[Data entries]

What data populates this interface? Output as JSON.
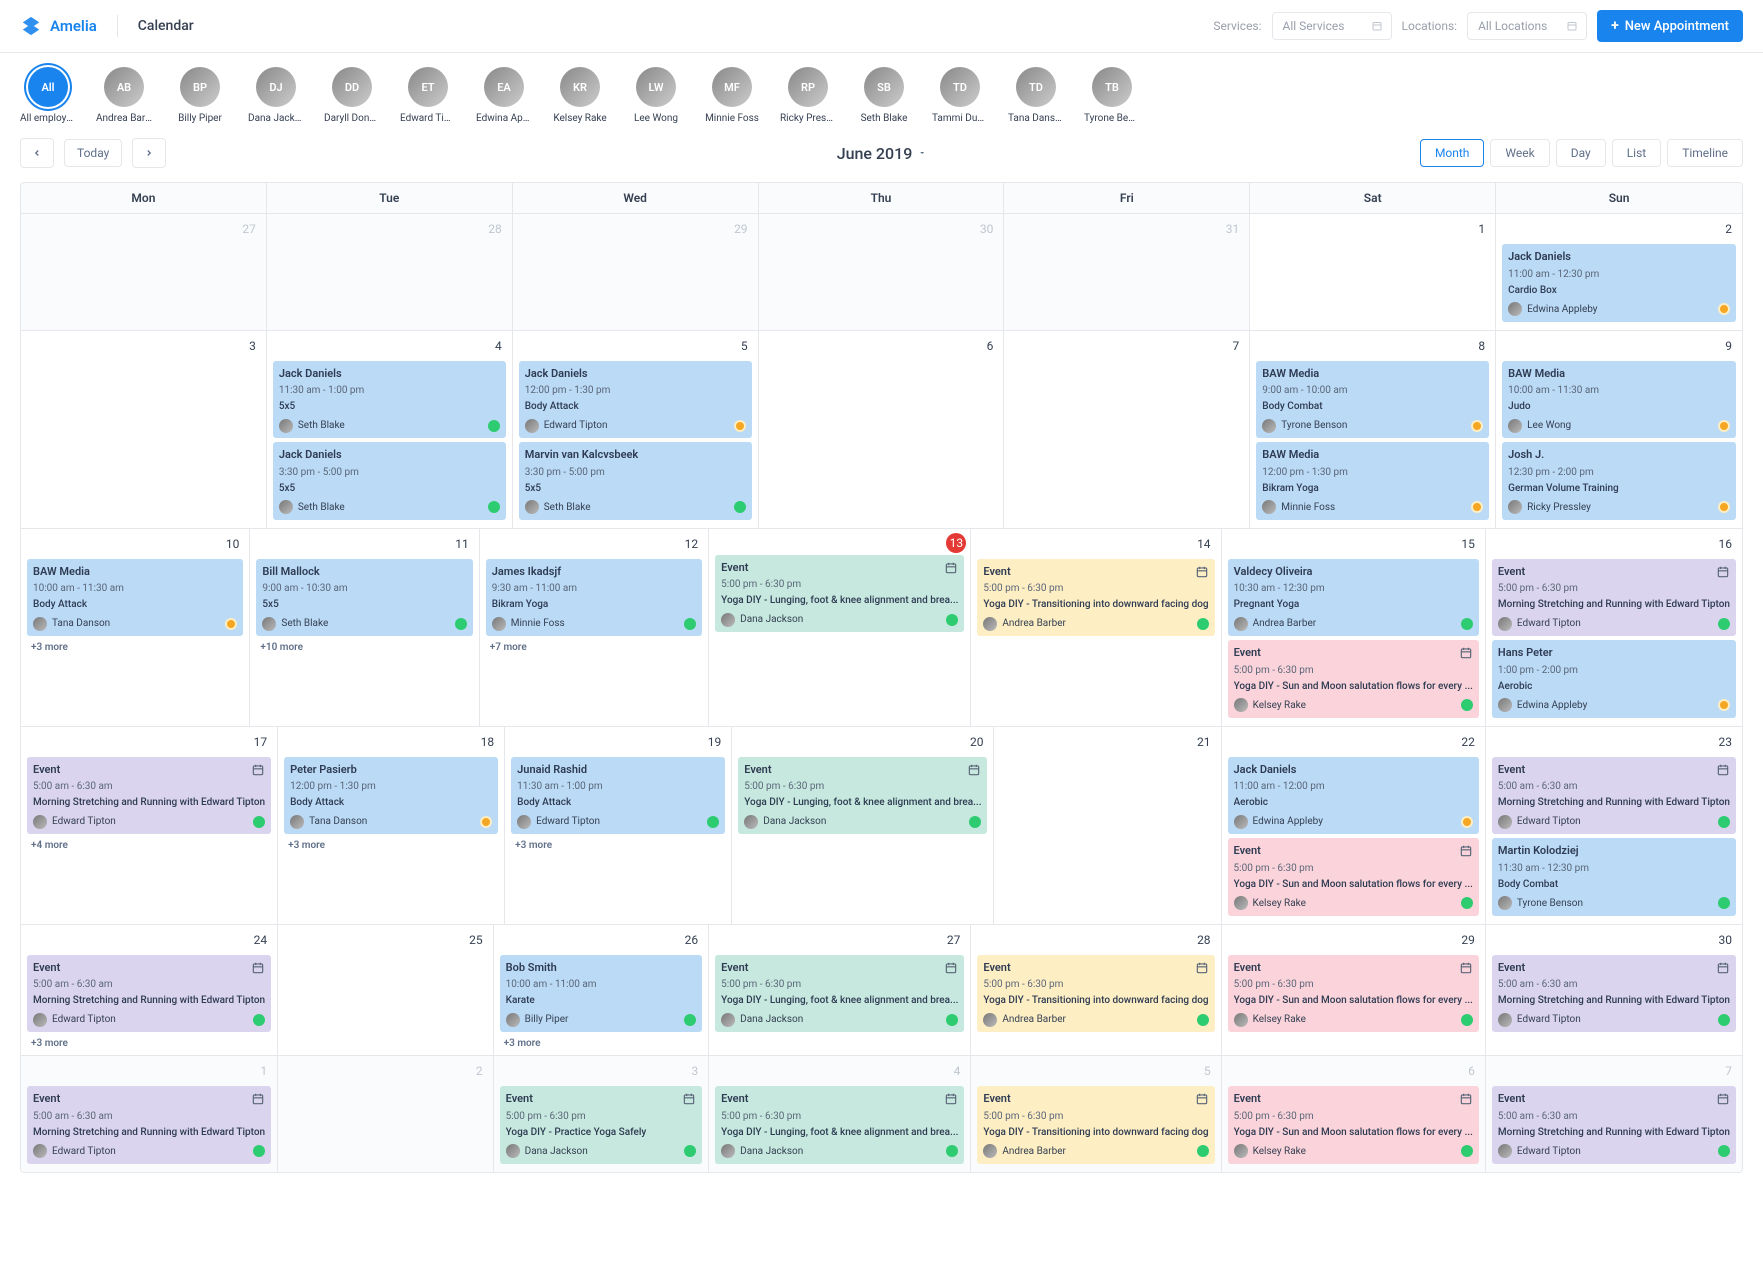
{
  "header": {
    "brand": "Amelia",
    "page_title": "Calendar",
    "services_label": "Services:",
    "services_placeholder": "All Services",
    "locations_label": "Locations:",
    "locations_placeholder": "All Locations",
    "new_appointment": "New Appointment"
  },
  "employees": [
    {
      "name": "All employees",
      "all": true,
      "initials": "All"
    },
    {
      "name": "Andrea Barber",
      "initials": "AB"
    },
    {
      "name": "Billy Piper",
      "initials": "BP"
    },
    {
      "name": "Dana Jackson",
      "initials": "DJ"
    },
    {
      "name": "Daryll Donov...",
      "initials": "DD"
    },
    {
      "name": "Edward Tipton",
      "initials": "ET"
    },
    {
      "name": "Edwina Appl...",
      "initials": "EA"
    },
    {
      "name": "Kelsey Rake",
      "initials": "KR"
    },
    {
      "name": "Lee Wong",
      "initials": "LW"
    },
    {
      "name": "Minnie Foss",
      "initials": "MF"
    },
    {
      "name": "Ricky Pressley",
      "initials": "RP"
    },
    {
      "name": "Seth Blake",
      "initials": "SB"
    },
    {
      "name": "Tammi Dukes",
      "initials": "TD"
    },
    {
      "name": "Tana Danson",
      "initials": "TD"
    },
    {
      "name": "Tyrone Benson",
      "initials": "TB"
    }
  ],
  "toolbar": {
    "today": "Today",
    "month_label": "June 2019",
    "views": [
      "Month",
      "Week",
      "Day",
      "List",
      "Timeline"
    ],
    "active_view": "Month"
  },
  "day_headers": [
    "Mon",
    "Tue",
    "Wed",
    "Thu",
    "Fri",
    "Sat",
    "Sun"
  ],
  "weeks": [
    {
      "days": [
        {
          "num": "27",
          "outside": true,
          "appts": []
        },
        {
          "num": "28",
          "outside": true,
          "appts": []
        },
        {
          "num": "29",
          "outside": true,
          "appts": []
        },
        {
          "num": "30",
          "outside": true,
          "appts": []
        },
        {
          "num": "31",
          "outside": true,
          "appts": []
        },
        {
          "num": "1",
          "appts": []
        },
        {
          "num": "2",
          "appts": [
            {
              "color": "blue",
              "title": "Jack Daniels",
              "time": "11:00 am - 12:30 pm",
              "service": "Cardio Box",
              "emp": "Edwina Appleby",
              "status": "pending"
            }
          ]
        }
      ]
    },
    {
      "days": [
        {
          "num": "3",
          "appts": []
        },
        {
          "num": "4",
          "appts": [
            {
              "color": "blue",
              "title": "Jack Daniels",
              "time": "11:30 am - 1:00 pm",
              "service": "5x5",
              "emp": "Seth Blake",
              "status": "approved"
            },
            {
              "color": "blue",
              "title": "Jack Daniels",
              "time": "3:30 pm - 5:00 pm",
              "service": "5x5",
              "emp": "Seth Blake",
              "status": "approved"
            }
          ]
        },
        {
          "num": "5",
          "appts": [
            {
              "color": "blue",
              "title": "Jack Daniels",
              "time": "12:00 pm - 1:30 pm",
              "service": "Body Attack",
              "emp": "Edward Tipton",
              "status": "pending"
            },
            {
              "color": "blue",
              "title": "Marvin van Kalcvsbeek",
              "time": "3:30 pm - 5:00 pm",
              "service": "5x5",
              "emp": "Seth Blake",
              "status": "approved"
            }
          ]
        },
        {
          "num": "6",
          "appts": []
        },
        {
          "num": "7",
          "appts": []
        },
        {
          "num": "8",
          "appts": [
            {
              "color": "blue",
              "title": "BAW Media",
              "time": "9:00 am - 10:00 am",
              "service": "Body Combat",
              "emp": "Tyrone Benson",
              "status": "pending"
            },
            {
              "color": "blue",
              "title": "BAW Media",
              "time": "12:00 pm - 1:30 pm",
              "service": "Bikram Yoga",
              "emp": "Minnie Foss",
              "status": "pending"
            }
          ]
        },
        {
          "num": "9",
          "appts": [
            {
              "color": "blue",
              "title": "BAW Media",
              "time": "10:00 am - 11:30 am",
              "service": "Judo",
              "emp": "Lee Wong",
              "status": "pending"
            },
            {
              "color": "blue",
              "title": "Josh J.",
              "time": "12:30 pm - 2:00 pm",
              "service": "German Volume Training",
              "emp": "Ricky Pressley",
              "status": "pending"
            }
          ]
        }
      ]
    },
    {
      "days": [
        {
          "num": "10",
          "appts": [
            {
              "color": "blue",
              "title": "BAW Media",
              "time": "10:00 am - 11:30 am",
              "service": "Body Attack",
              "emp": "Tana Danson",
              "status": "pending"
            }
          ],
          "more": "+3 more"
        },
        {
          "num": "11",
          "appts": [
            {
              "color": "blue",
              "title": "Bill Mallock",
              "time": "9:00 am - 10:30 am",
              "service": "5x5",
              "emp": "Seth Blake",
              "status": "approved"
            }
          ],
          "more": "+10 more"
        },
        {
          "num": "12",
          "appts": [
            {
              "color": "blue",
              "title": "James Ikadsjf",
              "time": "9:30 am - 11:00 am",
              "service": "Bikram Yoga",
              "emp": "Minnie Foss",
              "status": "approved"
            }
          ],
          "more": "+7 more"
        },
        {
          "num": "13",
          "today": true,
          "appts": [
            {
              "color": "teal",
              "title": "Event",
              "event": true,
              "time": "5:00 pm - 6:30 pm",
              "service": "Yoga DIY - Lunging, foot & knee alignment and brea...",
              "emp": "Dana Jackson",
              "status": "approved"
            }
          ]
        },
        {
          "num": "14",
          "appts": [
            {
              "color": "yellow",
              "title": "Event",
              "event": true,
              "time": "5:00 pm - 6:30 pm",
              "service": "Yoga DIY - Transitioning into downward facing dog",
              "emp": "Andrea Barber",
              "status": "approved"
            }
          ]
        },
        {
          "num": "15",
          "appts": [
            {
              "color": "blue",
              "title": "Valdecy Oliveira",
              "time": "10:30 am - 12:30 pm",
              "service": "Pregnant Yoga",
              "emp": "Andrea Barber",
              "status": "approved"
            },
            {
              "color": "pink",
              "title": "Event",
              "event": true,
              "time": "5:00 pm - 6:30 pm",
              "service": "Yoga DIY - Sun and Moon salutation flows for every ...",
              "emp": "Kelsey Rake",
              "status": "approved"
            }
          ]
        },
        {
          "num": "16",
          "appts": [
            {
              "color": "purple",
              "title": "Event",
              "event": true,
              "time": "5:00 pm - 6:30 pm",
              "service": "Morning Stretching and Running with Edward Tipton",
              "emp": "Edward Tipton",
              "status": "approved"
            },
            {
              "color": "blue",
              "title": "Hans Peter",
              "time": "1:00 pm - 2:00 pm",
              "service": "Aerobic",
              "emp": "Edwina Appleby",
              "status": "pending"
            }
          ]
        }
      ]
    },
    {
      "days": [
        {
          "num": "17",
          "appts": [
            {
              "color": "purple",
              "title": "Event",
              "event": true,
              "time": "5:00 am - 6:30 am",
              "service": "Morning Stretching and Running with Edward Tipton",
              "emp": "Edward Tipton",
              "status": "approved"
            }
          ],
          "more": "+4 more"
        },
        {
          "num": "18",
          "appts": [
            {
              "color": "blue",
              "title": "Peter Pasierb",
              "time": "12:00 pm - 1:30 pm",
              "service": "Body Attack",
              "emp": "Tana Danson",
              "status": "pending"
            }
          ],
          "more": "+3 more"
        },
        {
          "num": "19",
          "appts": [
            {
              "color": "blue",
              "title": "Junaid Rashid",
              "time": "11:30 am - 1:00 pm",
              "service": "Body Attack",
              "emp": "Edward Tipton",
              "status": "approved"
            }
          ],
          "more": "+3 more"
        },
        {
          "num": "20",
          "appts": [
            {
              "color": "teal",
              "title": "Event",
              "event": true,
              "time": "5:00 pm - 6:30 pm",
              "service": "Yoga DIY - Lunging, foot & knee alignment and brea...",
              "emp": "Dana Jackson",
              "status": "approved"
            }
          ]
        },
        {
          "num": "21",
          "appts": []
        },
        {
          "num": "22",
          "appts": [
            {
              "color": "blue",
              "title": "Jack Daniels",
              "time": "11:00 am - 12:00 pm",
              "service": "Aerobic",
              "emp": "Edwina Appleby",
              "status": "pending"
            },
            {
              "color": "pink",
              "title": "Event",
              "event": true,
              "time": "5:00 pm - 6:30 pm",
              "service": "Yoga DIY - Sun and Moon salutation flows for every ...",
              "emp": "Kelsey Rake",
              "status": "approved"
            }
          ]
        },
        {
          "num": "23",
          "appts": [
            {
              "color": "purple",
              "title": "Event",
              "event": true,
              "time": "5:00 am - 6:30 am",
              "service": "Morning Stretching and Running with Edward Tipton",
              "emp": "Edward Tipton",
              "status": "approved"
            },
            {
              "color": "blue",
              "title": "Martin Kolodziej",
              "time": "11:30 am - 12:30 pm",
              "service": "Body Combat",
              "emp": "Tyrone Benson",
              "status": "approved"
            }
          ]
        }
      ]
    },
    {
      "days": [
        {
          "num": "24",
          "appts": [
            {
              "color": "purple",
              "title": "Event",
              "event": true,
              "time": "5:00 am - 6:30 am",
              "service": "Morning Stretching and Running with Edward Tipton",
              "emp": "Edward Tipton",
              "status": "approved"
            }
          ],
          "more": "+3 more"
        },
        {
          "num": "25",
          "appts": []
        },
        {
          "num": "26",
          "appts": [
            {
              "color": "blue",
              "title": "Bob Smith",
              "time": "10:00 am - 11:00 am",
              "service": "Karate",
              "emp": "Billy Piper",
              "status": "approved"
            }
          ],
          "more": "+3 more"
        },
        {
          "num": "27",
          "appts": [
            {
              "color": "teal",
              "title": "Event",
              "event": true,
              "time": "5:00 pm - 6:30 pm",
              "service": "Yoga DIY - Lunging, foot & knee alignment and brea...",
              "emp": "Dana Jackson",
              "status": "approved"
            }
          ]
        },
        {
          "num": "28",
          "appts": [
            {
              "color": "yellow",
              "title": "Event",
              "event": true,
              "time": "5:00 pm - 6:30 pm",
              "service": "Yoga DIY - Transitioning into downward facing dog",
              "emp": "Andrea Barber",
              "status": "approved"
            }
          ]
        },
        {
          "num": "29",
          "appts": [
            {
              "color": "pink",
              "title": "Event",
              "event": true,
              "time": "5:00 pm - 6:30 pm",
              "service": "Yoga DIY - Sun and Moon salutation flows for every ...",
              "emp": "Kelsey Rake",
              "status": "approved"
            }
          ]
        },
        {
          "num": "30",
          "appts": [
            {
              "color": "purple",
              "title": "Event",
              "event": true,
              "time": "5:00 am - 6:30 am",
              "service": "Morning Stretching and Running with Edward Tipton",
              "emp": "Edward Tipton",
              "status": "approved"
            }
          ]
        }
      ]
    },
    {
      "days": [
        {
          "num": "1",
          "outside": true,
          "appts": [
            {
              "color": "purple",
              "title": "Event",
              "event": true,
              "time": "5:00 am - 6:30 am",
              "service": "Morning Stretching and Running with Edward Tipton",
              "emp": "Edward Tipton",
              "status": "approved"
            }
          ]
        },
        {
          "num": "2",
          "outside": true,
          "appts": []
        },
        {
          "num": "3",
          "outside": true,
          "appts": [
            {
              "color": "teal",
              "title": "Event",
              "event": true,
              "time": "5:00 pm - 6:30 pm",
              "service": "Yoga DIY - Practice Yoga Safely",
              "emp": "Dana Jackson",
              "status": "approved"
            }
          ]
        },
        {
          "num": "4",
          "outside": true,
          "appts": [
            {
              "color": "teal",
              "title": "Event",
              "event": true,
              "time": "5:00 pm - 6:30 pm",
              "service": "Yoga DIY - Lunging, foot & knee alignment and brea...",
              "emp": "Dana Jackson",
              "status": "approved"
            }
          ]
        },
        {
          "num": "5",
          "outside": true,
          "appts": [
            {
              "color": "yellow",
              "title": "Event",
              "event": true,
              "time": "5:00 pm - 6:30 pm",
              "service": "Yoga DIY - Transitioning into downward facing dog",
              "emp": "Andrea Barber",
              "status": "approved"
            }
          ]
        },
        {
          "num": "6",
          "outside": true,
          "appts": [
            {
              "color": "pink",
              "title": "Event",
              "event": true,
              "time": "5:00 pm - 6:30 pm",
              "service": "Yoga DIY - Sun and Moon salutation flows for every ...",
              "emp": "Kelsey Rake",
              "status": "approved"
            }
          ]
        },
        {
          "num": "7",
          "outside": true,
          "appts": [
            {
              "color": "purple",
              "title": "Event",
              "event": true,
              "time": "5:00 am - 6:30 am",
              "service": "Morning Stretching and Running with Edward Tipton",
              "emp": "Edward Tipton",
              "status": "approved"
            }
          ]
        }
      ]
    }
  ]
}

* * *

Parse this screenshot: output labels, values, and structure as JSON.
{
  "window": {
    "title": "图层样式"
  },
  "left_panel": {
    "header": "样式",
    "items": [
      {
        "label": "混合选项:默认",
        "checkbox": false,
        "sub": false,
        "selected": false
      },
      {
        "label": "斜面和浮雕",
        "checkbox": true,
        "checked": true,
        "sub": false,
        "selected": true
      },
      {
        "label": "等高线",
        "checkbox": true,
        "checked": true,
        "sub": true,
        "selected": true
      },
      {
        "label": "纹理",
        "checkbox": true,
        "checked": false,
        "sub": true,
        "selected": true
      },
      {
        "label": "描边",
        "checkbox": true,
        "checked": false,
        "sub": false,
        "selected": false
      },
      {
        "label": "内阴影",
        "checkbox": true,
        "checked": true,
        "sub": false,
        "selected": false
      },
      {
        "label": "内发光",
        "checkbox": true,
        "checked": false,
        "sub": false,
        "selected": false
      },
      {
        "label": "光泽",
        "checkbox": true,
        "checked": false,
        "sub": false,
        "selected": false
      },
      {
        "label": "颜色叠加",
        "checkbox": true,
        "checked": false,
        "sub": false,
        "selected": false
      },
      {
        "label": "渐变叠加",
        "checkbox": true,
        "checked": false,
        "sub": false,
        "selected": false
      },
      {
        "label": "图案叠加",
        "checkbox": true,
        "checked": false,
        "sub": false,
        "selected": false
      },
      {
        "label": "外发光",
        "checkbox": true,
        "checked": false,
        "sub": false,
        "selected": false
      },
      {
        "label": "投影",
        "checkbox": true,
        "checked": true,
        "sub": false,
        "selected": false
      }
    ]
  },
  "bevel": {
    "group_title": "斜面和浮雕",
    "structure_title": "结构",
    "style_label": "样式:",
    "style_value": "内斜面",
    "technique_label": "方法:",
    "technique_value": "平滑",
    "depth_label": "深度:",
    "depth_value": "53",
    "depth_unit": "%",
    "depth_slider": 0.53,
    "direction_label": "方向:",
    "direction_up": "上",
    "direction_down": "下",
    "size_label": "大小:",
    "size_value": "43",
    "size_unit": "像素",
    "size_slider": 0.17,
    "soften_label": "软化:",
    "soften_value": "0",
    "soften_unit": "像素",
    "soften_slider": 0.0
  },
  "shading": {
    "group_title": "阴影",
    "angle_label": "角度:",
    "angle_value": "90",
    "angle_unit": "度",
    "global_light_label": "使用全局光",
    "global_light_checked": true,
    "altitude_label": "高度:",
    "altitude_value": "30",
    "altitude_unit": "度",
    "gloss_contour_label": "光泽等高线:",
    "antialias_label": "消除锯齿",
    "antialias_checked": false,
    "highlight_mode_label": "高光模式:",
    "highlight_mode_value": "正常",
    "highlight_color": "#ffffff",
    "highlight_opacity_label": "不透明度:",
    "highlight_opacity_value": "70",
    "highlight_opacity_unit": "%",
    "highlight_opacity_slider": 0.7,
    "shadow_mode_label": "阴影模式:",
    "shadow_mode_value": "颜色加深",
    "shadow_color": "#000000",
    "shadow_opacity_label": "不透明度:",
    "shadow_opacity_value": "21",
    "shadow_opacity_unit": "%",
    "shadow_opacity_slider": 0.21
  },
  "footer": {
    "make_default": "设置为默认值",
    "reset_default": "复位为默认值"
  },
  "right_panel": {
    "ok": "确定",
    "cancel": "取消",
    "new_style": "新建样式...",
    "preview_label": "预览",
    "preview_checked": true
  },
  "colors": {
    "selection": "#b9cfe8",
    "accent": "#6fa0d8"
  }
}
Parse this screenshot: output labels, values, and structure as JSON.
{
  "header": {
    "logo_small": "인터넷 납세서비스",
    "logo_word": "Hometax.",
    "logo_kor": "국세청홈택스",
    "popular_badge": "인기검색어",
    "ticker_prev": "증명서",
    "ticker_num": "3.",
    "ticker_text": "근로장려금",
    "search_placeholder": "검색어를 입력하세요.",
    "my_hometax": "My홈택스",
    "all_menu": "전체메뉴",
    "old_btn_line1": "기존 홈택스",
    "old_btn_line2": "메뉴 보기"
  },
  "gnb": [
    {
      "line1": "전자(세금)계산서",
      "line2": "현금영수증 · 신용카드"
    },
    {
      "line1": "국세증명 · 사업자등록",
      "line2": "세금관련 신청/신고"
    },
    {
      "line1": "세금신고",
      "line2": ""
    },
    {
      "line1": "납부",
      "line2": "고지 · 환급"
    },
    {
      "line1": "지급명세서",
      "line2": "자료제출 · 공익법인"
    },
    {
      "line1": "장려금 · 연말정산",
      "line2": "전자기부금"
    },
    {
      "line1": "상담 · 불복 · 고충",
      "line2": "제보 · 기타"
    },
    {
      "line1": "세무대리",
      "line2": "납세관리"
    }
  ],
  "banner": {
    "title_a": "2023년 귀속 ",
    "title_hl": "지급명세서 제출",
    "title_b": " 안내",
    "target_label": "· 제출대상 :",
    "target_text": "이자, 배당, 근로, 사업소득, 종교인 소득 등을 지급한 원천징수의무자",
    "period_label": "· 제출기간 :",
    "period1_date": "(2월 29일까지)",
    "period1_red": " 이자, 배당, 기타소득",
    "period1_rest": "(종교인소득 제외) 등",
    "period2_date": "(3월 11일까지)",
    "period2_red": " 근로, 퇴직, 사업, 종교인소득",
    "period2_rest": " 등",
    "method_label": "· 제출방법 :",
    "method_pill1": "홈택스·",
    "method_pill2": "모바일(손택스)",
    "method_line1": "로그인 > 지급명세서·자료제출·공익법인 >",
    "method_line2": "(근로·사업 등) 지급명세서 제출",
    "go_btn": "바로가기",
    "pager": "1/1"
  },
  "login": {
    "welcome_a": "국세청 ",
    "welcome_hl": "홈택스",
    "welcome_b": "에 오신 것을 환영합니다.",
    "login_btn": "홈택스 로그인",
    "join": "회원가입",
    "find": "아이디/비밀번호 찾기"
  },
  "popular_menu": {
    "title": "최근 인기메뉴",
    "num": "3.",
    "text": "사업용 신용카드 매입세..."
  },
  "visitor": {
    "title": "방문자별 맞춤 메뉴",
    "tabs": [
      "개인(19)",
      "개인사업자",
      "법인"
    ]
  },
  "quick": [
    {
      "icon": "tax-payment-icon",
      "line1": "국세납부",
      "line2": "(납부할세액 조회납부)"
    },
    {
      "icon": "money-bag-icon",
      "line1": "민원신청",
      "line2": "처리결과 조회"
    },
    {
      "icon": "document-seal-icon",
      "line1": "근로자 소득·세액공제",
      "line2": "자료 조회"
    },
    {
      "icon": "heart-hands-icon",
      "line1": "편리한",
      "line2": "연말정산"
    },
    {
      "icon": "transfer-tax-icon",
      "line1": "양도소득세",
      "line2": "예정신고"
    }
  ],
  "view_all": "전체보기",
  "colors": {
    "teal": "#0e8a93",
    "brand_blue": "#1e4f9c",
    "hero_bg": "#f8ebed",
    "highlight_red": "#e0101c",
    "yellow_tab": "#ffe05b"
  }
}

...

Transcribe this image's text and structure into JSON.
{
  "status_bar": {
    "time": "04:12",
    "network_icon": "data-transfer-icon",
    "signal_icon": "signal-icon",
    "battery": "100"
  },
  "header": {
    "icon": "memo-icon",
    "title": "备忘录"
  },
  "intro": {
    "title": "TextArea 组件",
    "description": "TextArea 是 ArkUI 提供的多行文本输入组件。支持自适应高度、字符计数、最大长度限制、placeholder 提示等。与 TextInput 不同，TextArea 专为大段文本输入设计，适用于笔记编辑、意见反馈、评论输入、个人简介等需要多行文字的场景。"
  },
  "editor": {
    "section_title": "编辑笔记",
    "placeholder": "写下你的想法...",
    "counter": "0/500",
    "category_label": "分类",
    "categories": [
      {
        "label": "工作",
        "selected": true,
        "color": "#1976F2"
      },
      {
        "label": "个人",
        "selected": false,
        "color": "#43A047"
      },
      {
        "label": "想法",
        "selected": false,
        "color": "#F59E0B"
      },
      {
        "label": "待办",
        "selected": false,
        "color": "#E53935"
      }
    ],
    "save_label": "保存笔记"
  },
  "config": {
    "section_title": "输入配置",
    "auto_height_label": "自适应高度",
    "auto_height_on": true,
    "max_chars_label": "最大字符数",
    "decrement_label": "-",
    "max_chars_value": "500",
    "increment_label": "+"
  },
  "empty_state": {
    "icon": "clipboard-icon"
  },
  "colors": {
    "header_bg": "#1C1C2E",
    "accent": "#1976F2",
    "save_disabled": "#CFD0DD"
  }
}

■ **Set task**
Pull out the lines above in which the word "공익법인" appears.

■ **Worked answer**
      "line2": "자료제출 · 공익법인"
    "method_line1": "로그인 > 지급명세서·자료제출·공익법인 >",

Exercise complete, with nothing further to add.